| PROBLEM TO SOLVE |
Please find all lines in the data that hold the string "JSON" and copy them.

## Begin THE RECORDS

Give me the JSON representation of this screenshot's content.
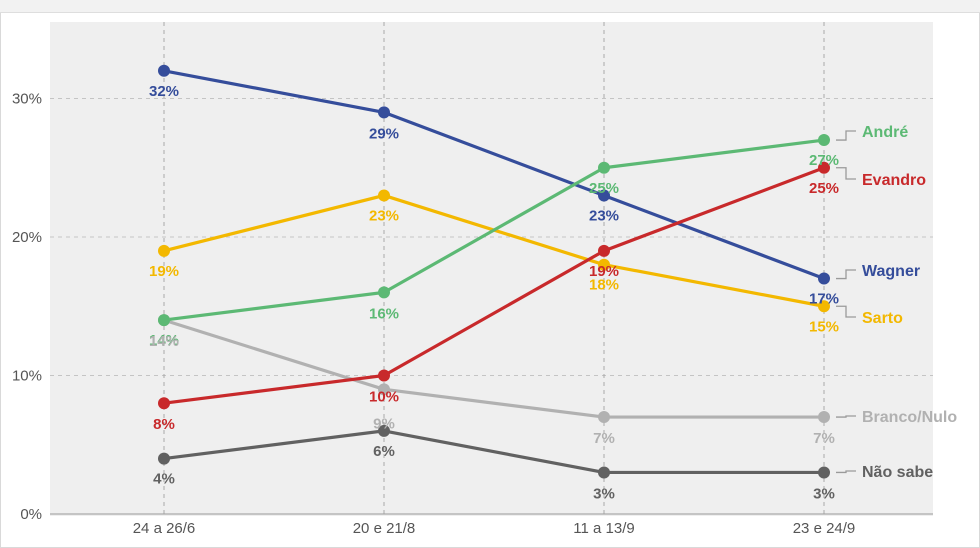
{
  "chart_data": {
    "type": "line",
    "x": [
      "24 a 26/6",
      "20 e 21/8",
      "11 a 13/9",
      "23 e 24/9"
    ],
    "ylim": [
      0,
      35
    ],
    "yticks": [
      "0%",
      "10%",
      "20%",
      "30%"
    ],
    "ytick_values": [
      0,
      10,
      20,
      30
    ],
    "grid": true,
    "legend_position": "right (end-of-line labels)",
    "series": [
      {
        "name": "André",
        "color": "#5cb974",
        "values": [
          14,
          16,
          25,
          27
        ],
        "labels": [
          "14%",
          "16%",
          "25%",
          "27%"
        ]
      },
      {
        "name": "Evandro",
        "color": "#c8292b",
        "values": [
          8,
          10,
          19,
          25
        ],
        "labels": [
          "8%",
          "10%",
          "19%",
          "25%"
        ]
      },
      {
        "name": "Wagner",
        "color": "#354d9b",
        "values": [
          32,
          29,
          23,
          17
        ],
        "labels": [
          "32%",
          "29%",
          "23%",
          "17%"
        ]
      },
      {
        "name": "Sarto",
        "color": "#f3b800",
        "values": [
          19,
          23,
          18,
          15
        ],
        "labels": [
          "19%",
          "23%",
          "18%",
          "15%"
        ]
      },
      {
        "name": "Branco/Nulo",
        "color": "#b1b1b1",
        "values": [
          14,
          9,
          7,
          7
        ],
        "labels": [
          "14%",
          "9%",
          "7%",
          "7%"
        ]
      },
      {
        "name": "Não sabe",
        "color": "#616161",
        "values": [
          4,
          6,
          3,
          3
        ],
        "labels": [
          "4%",
          "6%",
          "3%",
          "3%"
        ]
      }
    ]
  }
}
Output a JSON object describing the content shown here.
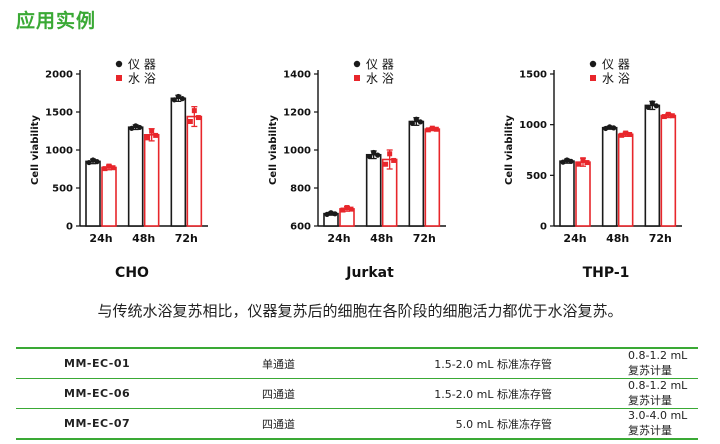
{
  "section_title": "应用实例",
  "caption": "与传统水浴复苏相比，仪器复苏后的细胞在各阶段的细胞活力都优于水浴复苏。",
  "colors": {
    "accent": "#3aa935",
    "instrument": "#1a1a1a",
    "water_bath": "#e8262b"
  },
  "chart_data": [
    {
      "type": "bar",
      "title": "CHO",
      "ylabel": "Cell viability",
      "categories": [
        "24h",
        "48h",
        "72h"
      ],
      "ylim": [
        0,
        2000
      ],
      "yticks": [
        "0",
        "500",
        "1000",
        "1500",
        "2000"
      ],
      "series": [
        {
          "name": "仪 器",
          "color": "#1a1a1a",
          "values": [
            850,
            1300,
            1680
          ],
          "errors": [
            30,
            30,
            40
          ]
        },
        {
          "name": "水 浴",
          "color": "#e8262b",
          "values": [
            770,
            1200,
            1440
          ],
          "errors": [
            30,
            80,
            130
          ]
        }
      ]
    },
    {
      "type": "bar",
      "title": "Jurkat",
      "ylabel": "Cell viability",
      "categories": [
        "24h",
        "48h",
        "72h"
      ],
      "ylim": [
        600,
        1400
      ],
      "yticks": [
        "600",
        "800",
        "1000",
        "1200",
        "1400"
      ],
      "series": [
        {
          "name": "仪 器",
          "color": "#1a1a1a",
          "values": [
            665,
            975,
            1150
          ],
          "errors": [
            8,
            20,
            20
          ]
        },
        {
          "name": "水 浴",
          "color": "#e8262b",
          "values": [
            690,
            950,
            1110
          ],
          "errors": [
            12,
            50,
            8
          ]
        }
      ]
    },
    {
      "type": "bar",
      "title": "THP-1",
      "ylabel": "Cell viability",
      "categories": [
        "24h",
        "48h",
        "72h"
      ],
      "ylim": [
        0,
        1500
      ],
      "yticks": [
        "0",
        "500",
        "1000",
        "1500"
      ],
      "series": [
        {
          "name": "仪 器",
          "color": "#1a1a1a",
          "values": [
            640,
            970,
            1190
          ],
          "errors": [
            20,
            15,
            40
          ]
        },
        {
          "name": "水 浴",
          "color": "#e8262b",
          "values": [
            630,
            905,
            1090
          ],
          "errors": [
            40,
            20,
            20
          ]
        }
      ]
    }
  ],
  "spec_table": [
    [
      "MM-EC-01",
      "单通道",
      "1.5-2.0 mL 标准冻存管",
      "0.8-1.2 mL 复苏计量"
    ],
    [
      "MM-EC-06",
      "四通道",
      "1.5-2.0 mL 标准冻存管",
      "0.8-1.2 mL 复苏计量"
    ],
    [
      "MM-EC-07",
      "四通道",
      "5.0 mL 标准冻存管",
      "3.0-4.0 mL 复苏计量"
    ]
  ]
}
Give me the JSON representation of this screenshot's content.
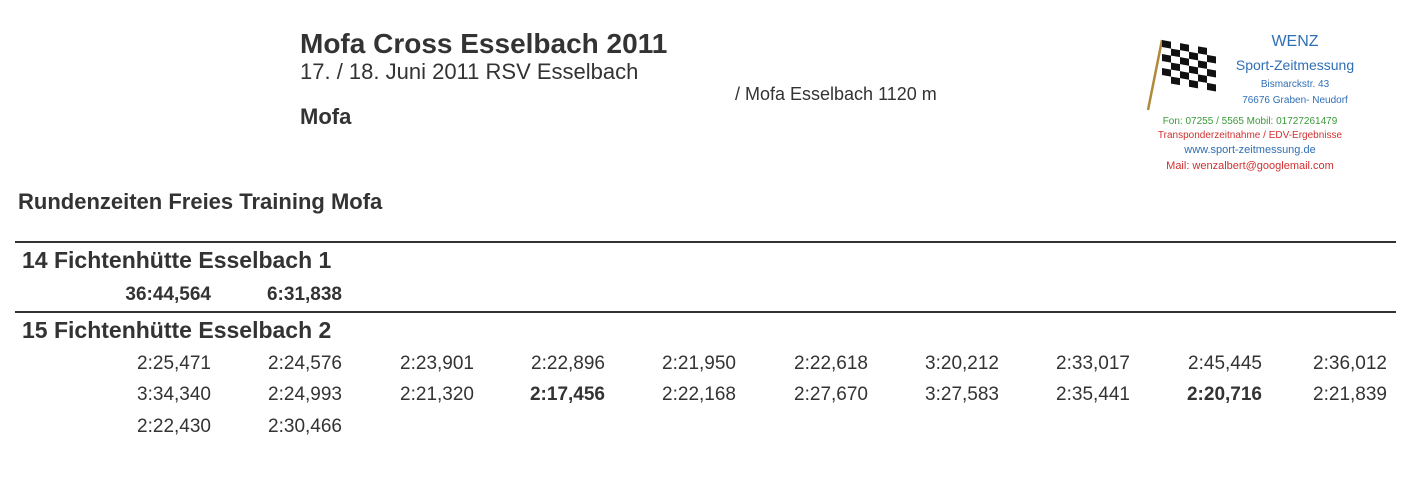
{
  "header": {
    "title": "Mofa Cross Esselbach 2011",
    "subtitle": "17. / 18. Juni 2011 RSV Esselbach",
    "track": "/ Mofa Esselbach 1120 m",
    "class": "Mofa"
  },
  "logo": {
    "name": "WENZ",
    "service": "Sport-Zeitmessung",
    "street": "Bismarckstr. 43",
    "city": "76676 Graben- Neudorf",
    "phone": "Fon: 07255 / 5565 Mobil: 01727261479",
    "tagline": "Transponderzeitnahme / EDV-Ergebnisse",
    "website": "www.sport-zeitmessung.de",
    "mail": "Mail: wenzalbert@googlemail.com",
    "colors": {
      "blue": "#2f6fb5",
      "green": "#3a9a3a",
      "red": "#d03030"
    }
  },
  "section_title": "Rundenzeiten Freies Training Mofa",
  "teams": [
    {
      "name": "14 Fichtenhütte Esselbach 1",
      "rows": [
        [
          {
            "t": "36:44,564",
            "bold": true
          },
          {
            "t": "6:31,838",
            "bold": true
          }
        ]
      ]
    },
    {
      "name": "15 Fichtenhütte Esselbach 2",
      "rows": [
        [
          {
            "t": "2:25,471"
          },
          {
            "t": "2:24,576"
          },
          {
            "t": "2:23,901"
          },
          {
            "t": "2:22,896"
          },
          {
            "t": "2:21,950"
          },
          {
            "t": "2:22,618"
          },
          {
            "t": "3:20,212"
          },
          {
            "t": "2:33,017"
          },
          {
            "t": "2:45,445"
          },
          {
            "t": "2:36,012"
          }
        ],
        [
          {
            "t": "3:34,340"
          },
          {
            "t": "2:24,993"
          },
          {
            "t": "2:21,320"
          },
          {
            "t": "2:17,456",
            "bold": true
          },
          {
            "t": "2:22,168"
          },
          {
            "t": "2:27,670"
          },
          {
            "t": "3:27,583"
          },
          {
            "t": "2:35,441"
          },
          {
            "t": "2:20,716",
            "bold": true
          },
          {
            "t": "2:21,839"
          }
        ],
        [
          {
            "t": "2:22,430"
          },
          {
            "t": "2:30,466"
          }
        ]
      ]
    }
  ]
}
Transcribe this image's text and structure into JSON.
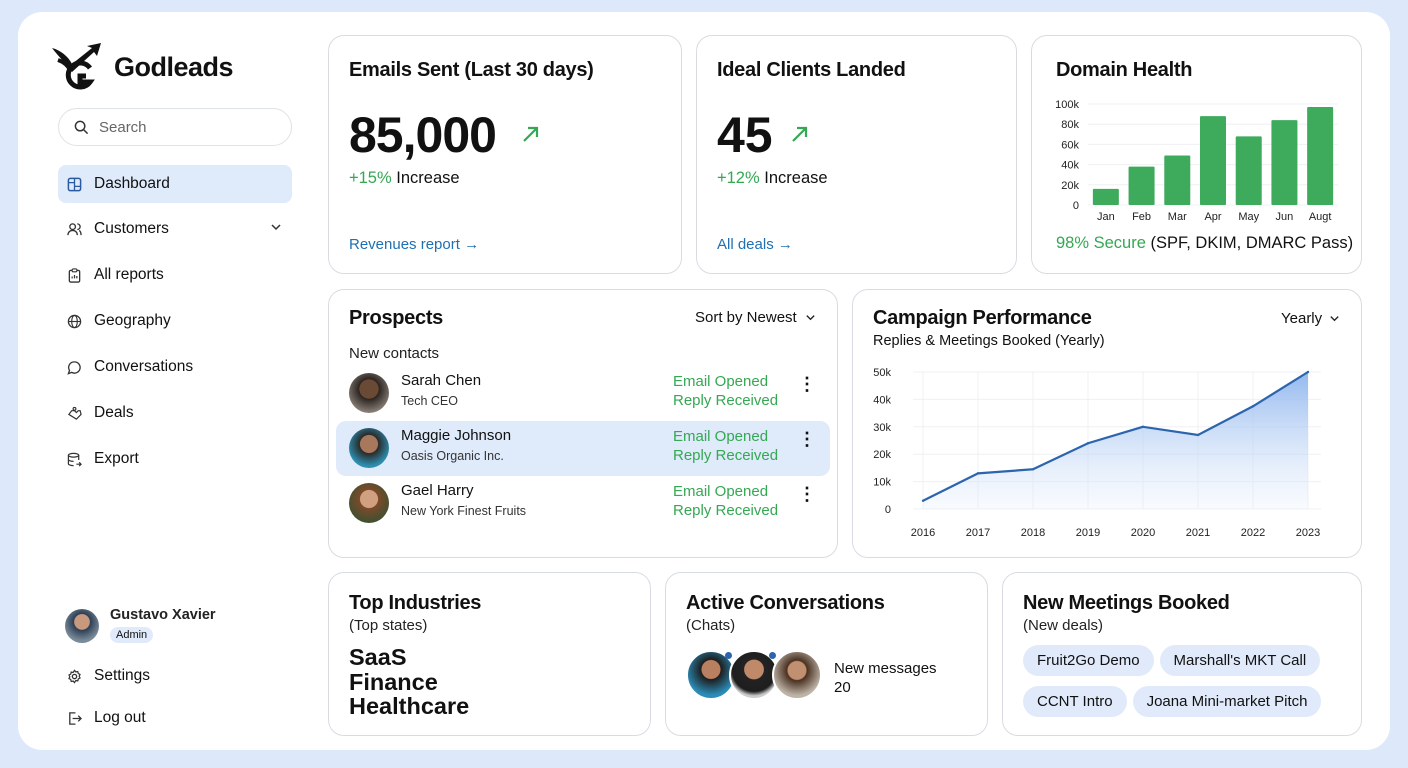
{
  "brand": {
    "name": "Godleads"
  },
  "search": {
    "placeholder": "Search"
  },
  "sidebar": {
    "items": [
      {
        "label": "Dashboard",
        "icon": "dashboard-icon",
        "active": true
      },
      {
        "label": "Customers",
        "icon": "users-icon"
      },
      {
        "label": "All reports",
        "icon": "clipboard-icon"
      },
      {
        "label": "Geography",
        "icon": "globe-icon"
      },
      {
        "label": "Conversations",
        "icon": "chat-icon"
      },
      {
        "label": "Deals",
        "icon": "deals-icon"
      },
      {
        "label": "Export",
        "icon": "database-icon"
      }
    ],
    "user": {
      "name": "Gustavo Xavier",
      "role": "Admin"
    },
    "settings": "Settings",
    "logout": "Log out"
  },
  "emails": {
    "title": "Emails Sent (Last 30 days)",
    "value": "85,000",
    "change": "+15%",
    "change_label": "Increase",
    "link": "Revenues report →"
  },
  "clients": {
    "title": "Ideal Clients Landed",
    "value": "45",
    "change": "+12%",
    "change_label": "Increase",
    "link": "All deals →"
  },
  "domain": {
    "title": "Domain Health",
    "secure": "98% Secure",
    "detail": "(SPF, DKIM, DMARC Pass)"
  },
  "prospects": {
    "title": "Prospects",
    "sort": "Sort by Newest",
    "subtitle": "New contacts",
    "rows": [
      {
        "name": "Sarah Chen",
        "company": "Tech CEO",
        "status1": "Email Opened",
        "status2": "Reply Received"
      },
      {
        "name": "Maggie Johnson",
        "company": "Oasis Organic Inc.",
        "status1": "Email Opened",
        "status2": "Reply Received",
        "selected": true
      },
      {
        "name": "Gael Harry",
        "company": "New York Finest Fruits",
        "status1": "Email Opened",
        "status2": "Reply Received"
      }
    ]
  },
  "campaign": {
    "title": "Campaign Performance",
    "subtitle": "Replies & Meetings Booked (Yearly)",
    "period": "Yearly"
  },
  "industries": {
    "title": "Top Industries",
    "subtitle": "(Top states)",
    "items": [
      "SaaS",
      "Finance",
      "Healthcare"
    ]
  },
  "conversations": {
    "title": "Active Conversations",
    "subtitle": "(Chats)",
    "label": "New messages",
    "count": "20"
  },
  "meetings": {
    "title": "New Meetings Booked",
    "subtitle": "(New deals)",
    "items": [
      "Fruit2Go Demo",
      "Marshall's MKT Call",
      "CCNT Intro",
      "Joana Mini-market Pitch"
    ]
  },
  "colors": {
    "accent": "#1f6fb2",
    "green": "#34a853",
    "nav_active": "#dfeafb",
    "line": "#2c65ad"
  },
  "chart_data": [
    {
      "type": "bar",
      "title": "Domain Health",
      "categories": [
        "Jan",
        "Feb",
        "Mar",
        "Apr",
        "May",
        "Jun",
        "Augt"
      ],
      "values": [
        16000,
        38000,
        49000,
        88000,
        68000,
        84000,
        97000
      ],
      "ylim": [
        0,
        100000
      ],
      "yticks": [
        "0",
        "20k",
        "40k",
        "60k",
        "80k",
        "100k"
      ],
      "grid": true
    },
    {
      "type": "area",
      "title": "Campaign Performance",
      "x": [
        "2016",
        "2017",
        "2018",
        "2019",
        "2020",
        "2021",
        "2022",
        "2023"
      ],
      "values": [
        3000,
        13000,
        14500,
        24000,
        30000,
        27000,
        37500,
        50000
      ],
      "ylim": [
        0,
        50000
      ],
      "yticks": [
        "0",
        "10k",
        "20k",
        "30k",
        "40k",
        "50k"
      ],
      "grid": true
    }
  ]
}
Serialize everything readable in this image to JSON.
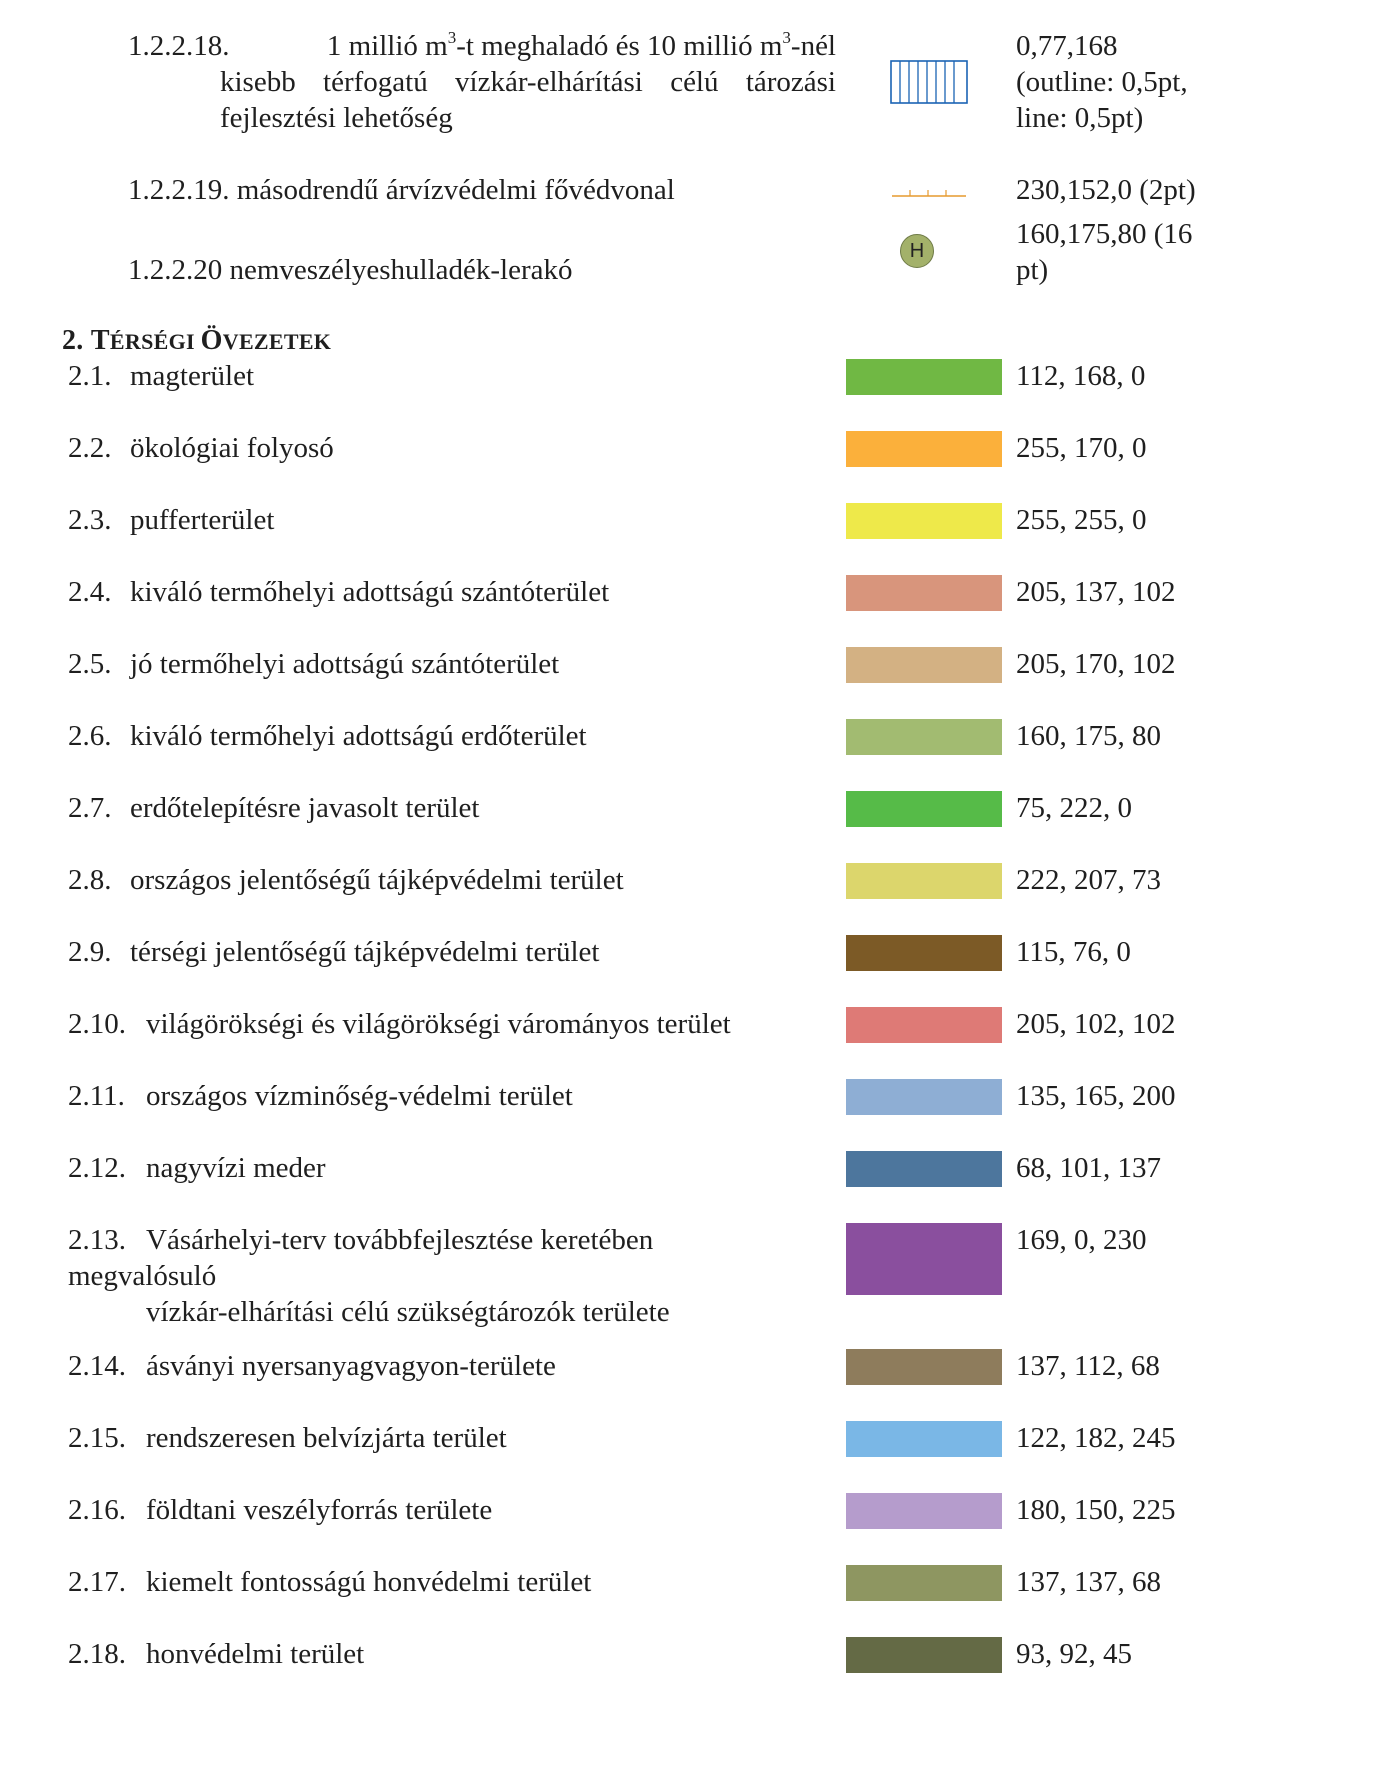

## End THE RECORDS

| TASK RESPONSE |
Give me the JSON representation of this screenshot's content.
Output a JSON object describing the content shown here.
Give me the JSON representation of this screenshot's content.
Transcribe this image's text and structure into JSON.
Serialize everything readable in this image to JSON.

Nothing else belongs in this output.